* Begin Provided entries *

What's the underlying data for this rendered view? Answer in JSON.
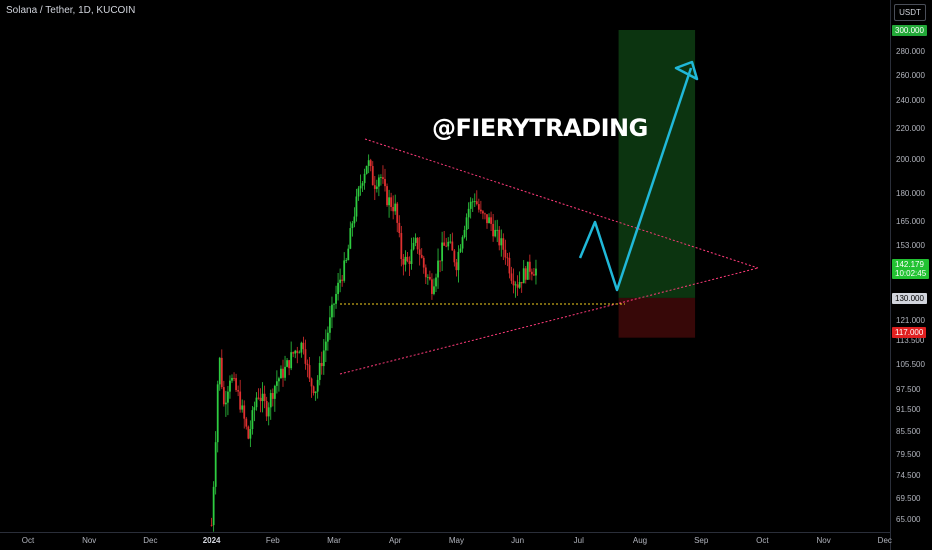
{
  "header": {
    "title": "Solana / Tether, 1D, KUCOIN",
    "currency": "USDT"
  },
  "watermark": "@FIERYTRADING",
  "colors": {
    "up": "#26a69a",
    "down": "#ef5350",
    "bull": "#2ecc40",
    "bear": "#e03030",
    "trend": "#ff3b7a",
    "support": "#f5d020",
    "arrow": "#20b8d8",
    "target_zone": "#0d3a12",
    "stop_zone": "#3a0808"
  },
  "chart_data": {
    "type": "candlestick",
    "title": "Solana / Tether, 1D, KUCOIN",
    "scale": "log",
    "ylim": [
      62,
      320
    ],
    "y_ticks": [
      "280.000",
      "260.000",
      "240.000",
      "220.000",
      "200.000",
      "180.000",
      "165.000",
      "153.000",
      "121.000",
      "113.500",
      "105.500",
      "97.500",
      "91.500",
      "85.500",
      "79.500",
      "74.500",
      "69.500",
      "65.000"
    ],
    "y_tick_values": [
      280,
      260,
      240,
      220,
      200,
      180,
      165,
      153,
      121,
      113.5,
      105.5,
      97.5,
      91.5,
      85.5,
      79.5,
      74.5,
      69.5,
      65
    ],
    "x_ticks": [
      {
        "label": "Oct",
        "bold": false
      },
      {
        "label": "Nov",
        "bold": false
      },
      {
        "label": "Dec",
        "bold": false
      },
      {
        "label": "2024",
        "bold": true
      },
      {
        "label": "Feb",
        "bold": false
      },
      {
        "label": "Mar",
        "bold": false
      },
      {
        "label": "Apr",
        "bold": false
      },
      {
        "label": "May",
        "bold": false
      },
      {
        "label": "Jun",
        "bold": false
      },
      {
        "label": "Jul",
        "bold": false
      },
      {
        "label": "Aug",
        "bold": false
      },
      {
        "label": "Sep",
        "bold": false
      },
      {
        "label": "Oct",
        "bold": false
      },
      {
        "label": "Nov",
        "bold": false
      },
      {
        "label": "Dec",
        "bold": false
      }
    ],
    "x_tick_months": [
      0,
      1,
      2,
      3,
      4,
      5,
      6,
      7,
      8,
      9,
      10,
      11,
      12,
      13,
      14
    ],
    "price_markers": {
      "target": {
        "label": "300.000",
        "value": 300
      },
      "current": {
        "label": "142.179",
        "sublabel": "10:02:45",
        "value": 142.18
      },
      "entry": {
        "label": "130.000",
        "value": 130
      },
      "stop": {
        "label": "117.000",
        "value": 117
      }
    },
    "anchors_month_price": [
      [
        3.0,
        64
      ],
      [
        3.05,
        78
      ],
      [
        3.12,
        110
      ],
      [
        3.2,
        93
      ],
      [
        3.3,
        102
      ],
      [
        3.45,
        95
      ],
      [
        3.6,
        84
      ],
      [
        3.75,
        97
      ],
      [
        3.9,
        92
      ],
      [
        4.05,
        100
      ],
      [
        4.2,
        104
      ],
      [
        4.35,
        110
      ],
      [
        4.5,
        113
      ],
      [
        4.6,
        100
      ],
      [
        4.7,
        98
      ],
      [
        4.85,
        112
      ],
      [
        5.0,
        128
      ],
      [
        5.1,
        138
      ],
      [
        5.2,
        145
      ],
      [
        5.3,
        165
      ],
      [
        5.45,
        188
      ],
      [
        5.55,
        200
      ],
      [
        5.65,
        185
      ],
      [
        5.75,
        192
      ],
      [
        5.85,
        178
      ],
      [
        6.0,
        172
      ],
      [
        6.1,
        148
      ],
      [
        6.2,
        145
      ],
      [
        6.35,
        155
      ],
      [
        6.5,
        140
      ],
      [
        6.6,
        135
      ],
      [
        6.75,
        150
      ],
      [
        6.85,
        155
      ],
      [
        7.0,
        145
      ],
      [
        7.1,
        160
      ],
      [
        7.2,
        172
      ],
      [
        7.3,
        178
      ],
      [
        7.4,
        168
      ],
      [
        7.55,
        165
      ],
      [
        7.65,
        158
      ],
      [
        7.8,
        150
      ],
      [
        7.9,
        140
      ],
      [
        8.0,
        136
      ],
      [
        8.1,
        140
      ],
      [
        8.2,
        143
      ],
      [
        8.3,
        142
      ]
    ]
  }
}
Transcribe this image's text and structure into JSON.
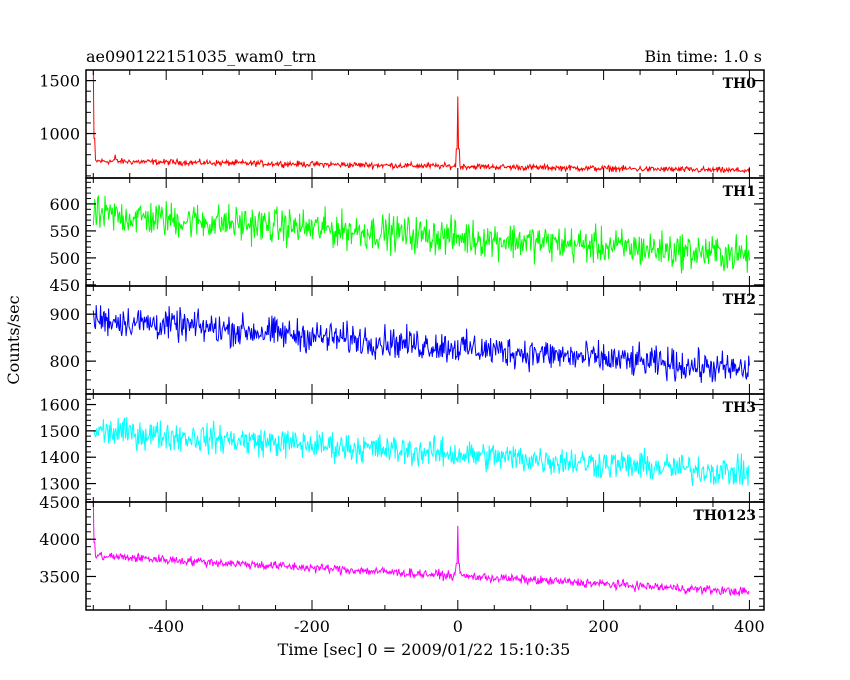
{
  "chart_data": {
    "type": "line",
    "title": "ae090122151035_wam0_trn",
    "subtitle": "Bin time: 1.0 s",
    "xlabel": "Time [sec] 0 = 2009/01/22 15:10:35",
    "ylabel": "Counts/sec",
    "xlim": [
      -510,
      420
    ],
    "xticks": [
      -400,
      -200,
      0,
      200,
      400
    ],
    "grid": false,
    "panels": [
      {
        "name": "TH0",
        "color": "#ff0000",
        "ylim": [
          580,
          1600
        ],
        "yticks": [
          1000,
          1500
        ],
        "x_start": -500,
        "x_end": 400,
        "baseline_start": 740,
        "baseline_end": 650,
        "noise": 25,
        "peaks": [
          {
            "x": -500,
            "y": 1600
          },
          {
            "x": -470,
            "y": 800
          },
          {
            "x": 0,
            "y": 1350
          }
        ]
      },
      {
        "name": "TH1",
        "color": "#00ff00",
        "ylim": [
          448,
          648
        ],
        "yticks": [
          450,
          500,
          550,
          600
        ],
        "x_start": -500,
        "x_end": 400,
        "baseline_start": 580,
        "baseline_end": 505,
        "noise": 30,
        "peaks": []
      },
      {
        "name": "TH2",
        "color": "#0000ff",
        "ylim": [
          730,
          960
        ],
        "yticks": [
          800,
          900
        ],
        "x_start": -500,
        "x_end": 400,
        "baseline_start": 890,
        "baseline_end": 780,
        "noise": 30,
        "peaks": []
      },
      {
        "name": "TH3",
        "color": "#00ffff",
        "ylim": [
          1230,
          1640
        ],
        "yticks": [
          1300,
          1400,
          1500,
          1600
        ],
        "x_start": -500,
        "x_end": 400,
        "baseline_start": 1500,
        "baseline_end": 1340,
        "noise": 50,
        "peaks": []
      },
      {
        "name": "TH0123",
        "color": "#ff00ff",
        "ylim": [
          3050,
          4500
        ],
        "yticks": [
          3500,
          4000,
          4500
        ],
        "x_start": -500,
        "x_end": 400,
        "baseline_start": 3780,
        "baseline_end": 3290,
        "noise": 55,
        "peaks": [
          {
            "x": -500,
            "y": 4500
          },
          {
            "x": 0,
            "y": 4180
          }
        ]
      }
    ]
  }
}
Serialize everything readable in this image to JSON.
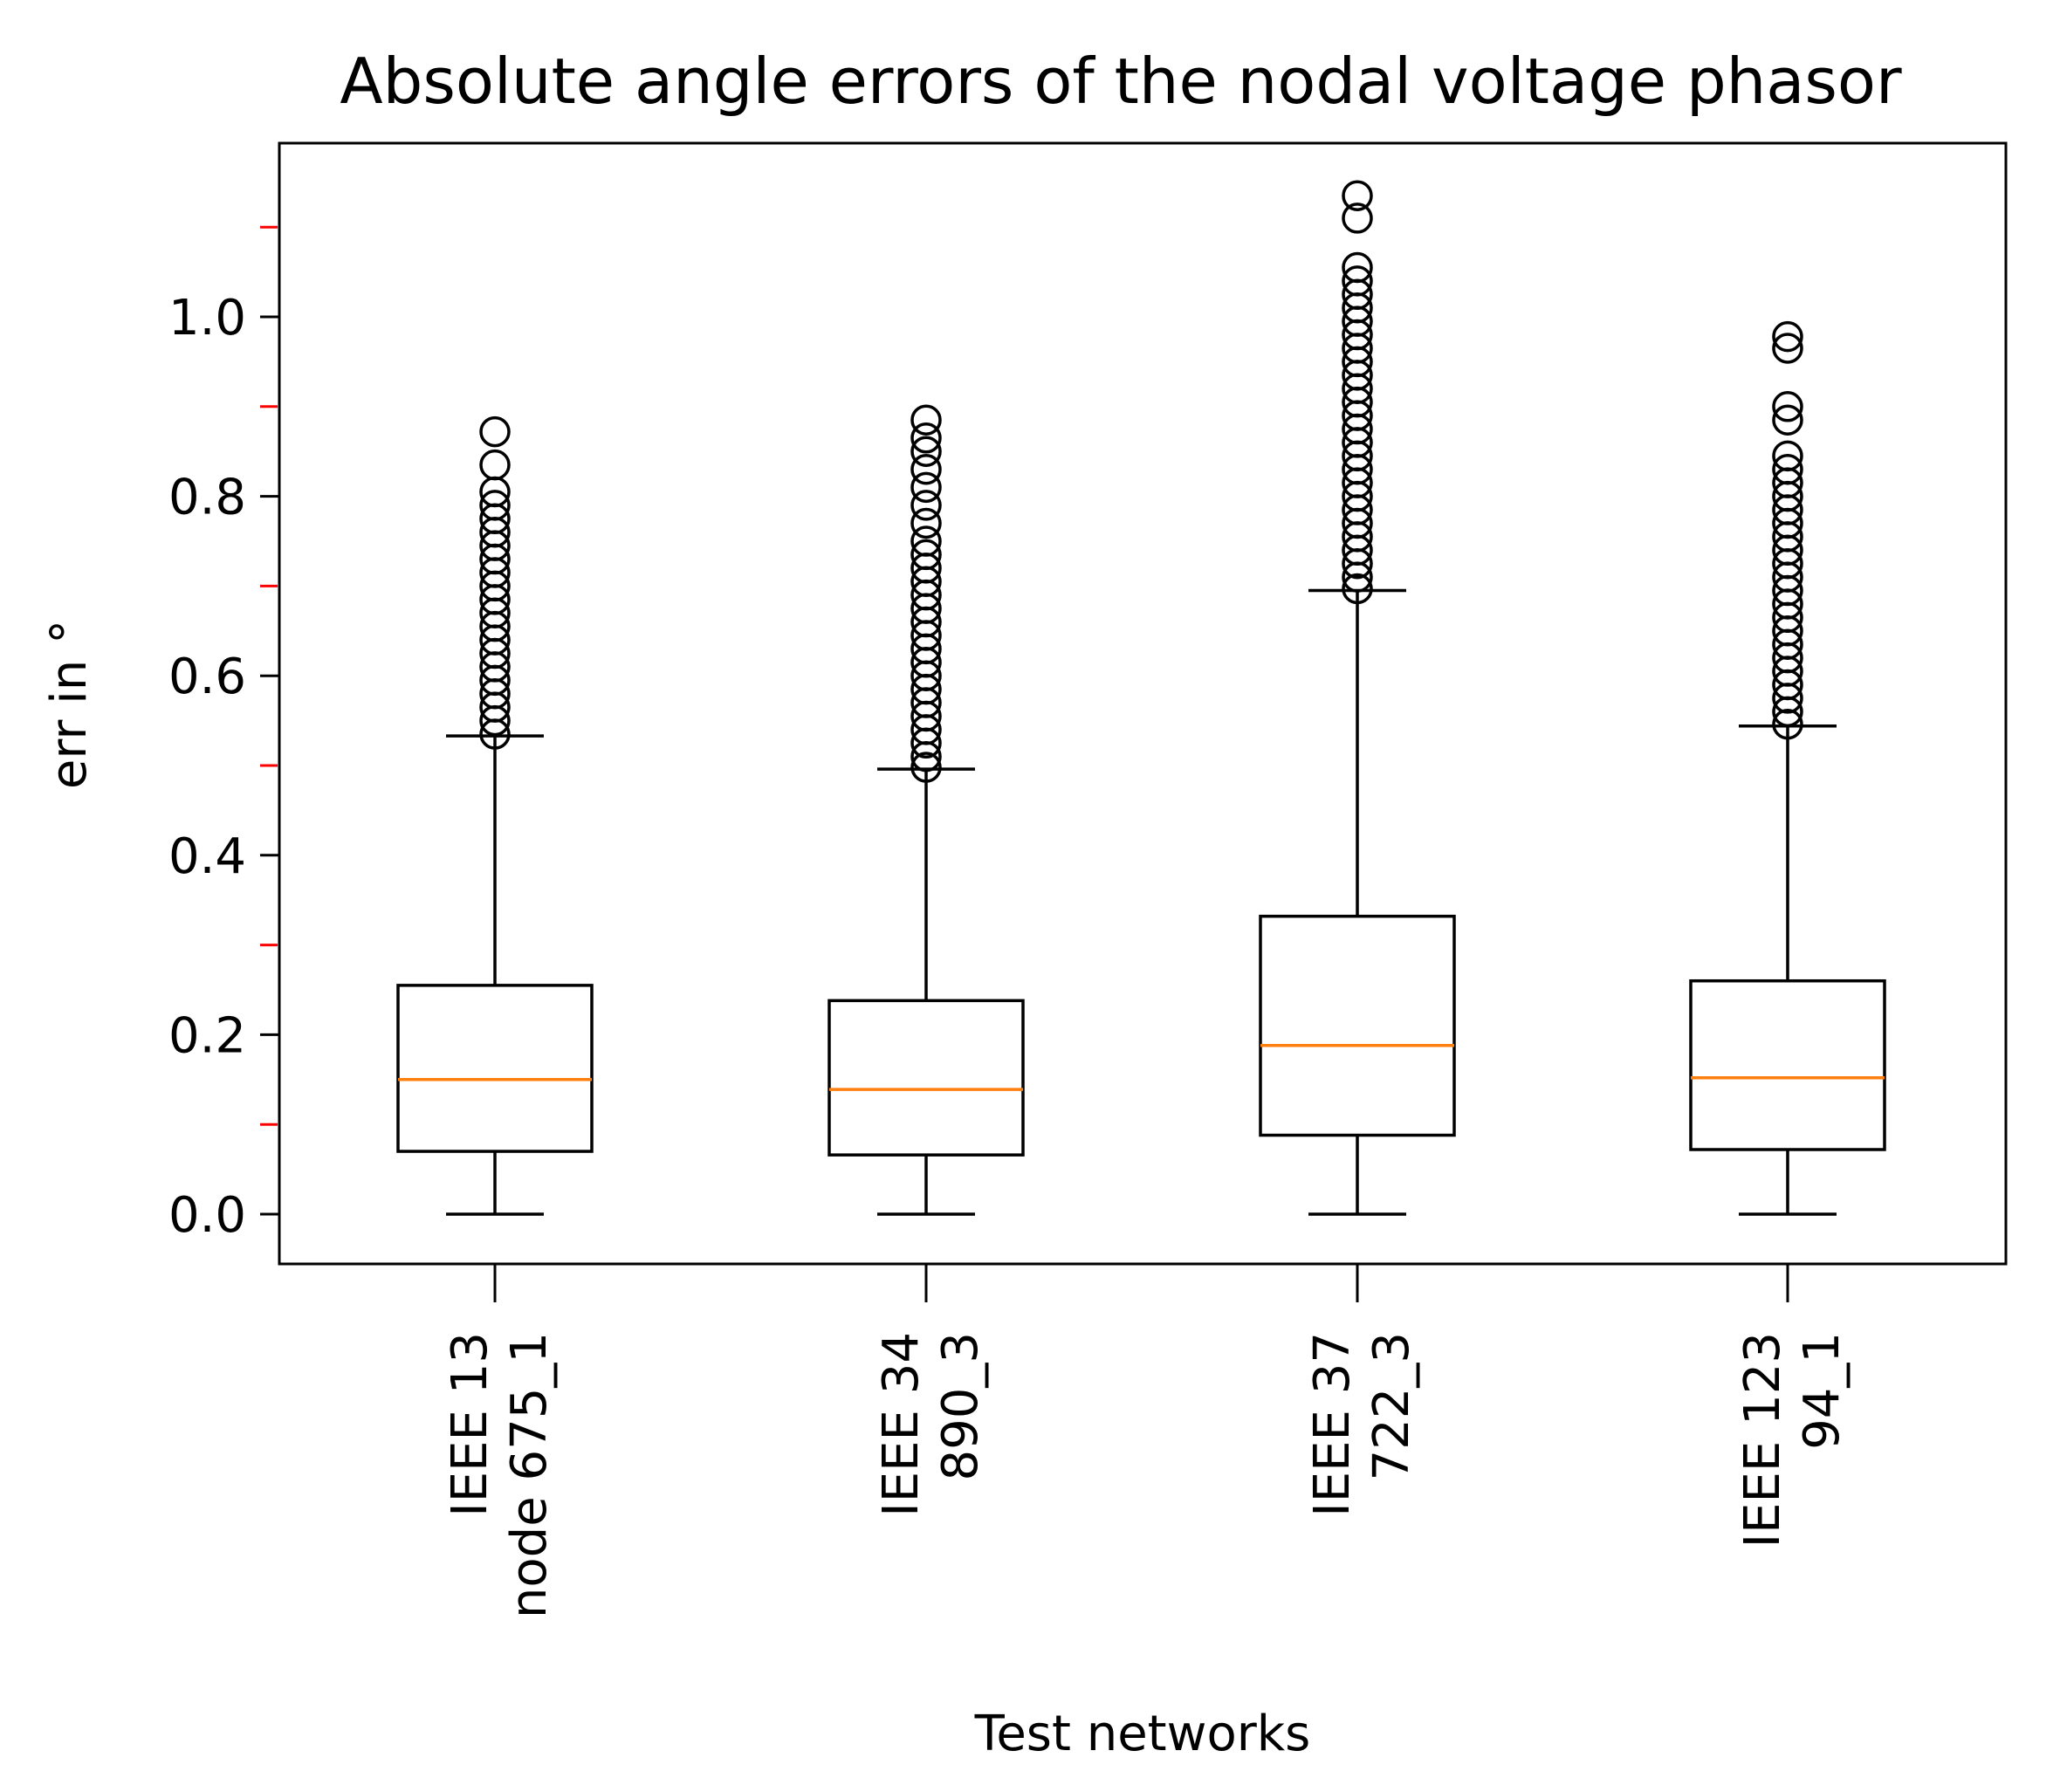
{
  "chart_data": {
    "type": "boxplot",
    "title": "Absolute angle errors of the nodal voltage phasor",
    "xlabel": "Test networks",
    "ylabel": "err in °",
    "ylim": [
      -0.057,
      1.193
    ],
    "yticks": [
      {
        "value": 0.0,
        "label": "0.0"
      },
      {
        "value": 0.2,
        "label": "0.2"
      },
      {
        "value": 0.4,
        "label": "0.4"
      },
      {
        "value": 0.6,
        "label": "0.6"
      },
      {
        "value": 0.8,
        "label": "0.8"
      },
      {
        "value": 1.0,
        "label": "1.0"
      }
    ],
    "minor_yticks": [
      0.1,
      0.3,
      0.5,
      0.7,
      0.9,
      1.1
    ],
    "categories": [
      {
        "line1": "IEEE 13",
        "line2": "node 675_1"
      },
      {
        "line1": "IEEE 34",
        "line2": "890_3"
      },
      {
        "line1": "IEEE 37",
        "line2": "722_3"
      },
      {
        "line1": "IEEE 123",
        "line2": "94_1"
      }
    ],
    "boxes": [
      {
        "whislo": 0.0,
        "q1": 0.07,
        "med": 0.15,
        "q3": 0.255,
        "whishi": 0.533,
        "fliers": [
          0.535,
          0.55,
          0.565,
          0.58,
          0.595,
          0.61,
          0.625,
          0.64,
          0.655,
          0.67,
          0.685,
          0.7,
          0.715,
          0.73,
          0.745,
          0.76,
          0.775,
          0.79,
          0.805,
          0.835,
          0.872
        ]
      },
      {
        "whislo": 0.0,
        "q1": 0.066,
        "med": 0.139,
        "q3": 0.238,
        "whishi": 0.496,
        "fliers": [
          0.498,
          0.51,
          0.525,
          0.54,
          0.555,
          0.57,
          0.585,
          0.6,
          0.615,
          0.63,
          0.645,
          0.66,
          0.675,
          0.69,
          0.705,
          0.72,
          0.735,
          0.75,
          0.77,
          0.79,
          0.81,
          0.83,
          0.85,
          0.865,
          0.885
        ]
      },
      {
        "whislo": 0.0,
        "q1": 0.088,
        "med": 0.188,
        "q3": 0.332,
        "whishi": 0.695,
        "fliers": [
          0.697,
          0.71,
          0.725,
          0.74,
          0.755,
          0.77,
          0.785,
          0.8,
          0.815,
          0.83,
          0.845,
          0.86,
          0.875,
          0.89,
          0.905,
          0.92,
          0.935,
          0.95,
          0.965,
          0.98,
          0.995,
          1.01,
          1.025,
          1.04,
          1.055,
          1.11,
          1.135
        ]
      },
      {
        "whislo": 0.0,
        "q1": 0.072,
        "med": 0.152,
        "q3": 0.26,
        "whishi": 0.544,
        "fliers": [
          0.546,
          0.56,
          0.575,
          0.59,
          0.605,
          0.62,
          0.635,
          0.65,
          0.665,
          0.68,
          0.695,
          0.71,
          0.725,
          0.74,
          0.755,
          0.77,
          0.785,
          0.8,
          0.815,
          0.83,
          0.845,
          0.885,
          0.9,
          0.965,
          0.978
        ]
      }
    ],
    "colors": {
      "box": "#000000",
      "median": "#ff7f0e",
      "minor_tick": "#ff0000",
      "background": "#ffffff"
    }
  }
}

* End Provided entries *

:: Directions ::
Using the material above, report each line where "name" occurs.

:: Task solution ::
        "name": "TH0",
        "name": "TH1",
        "name": "TH2",
        "name": "TH3",
        "name": "TH0123",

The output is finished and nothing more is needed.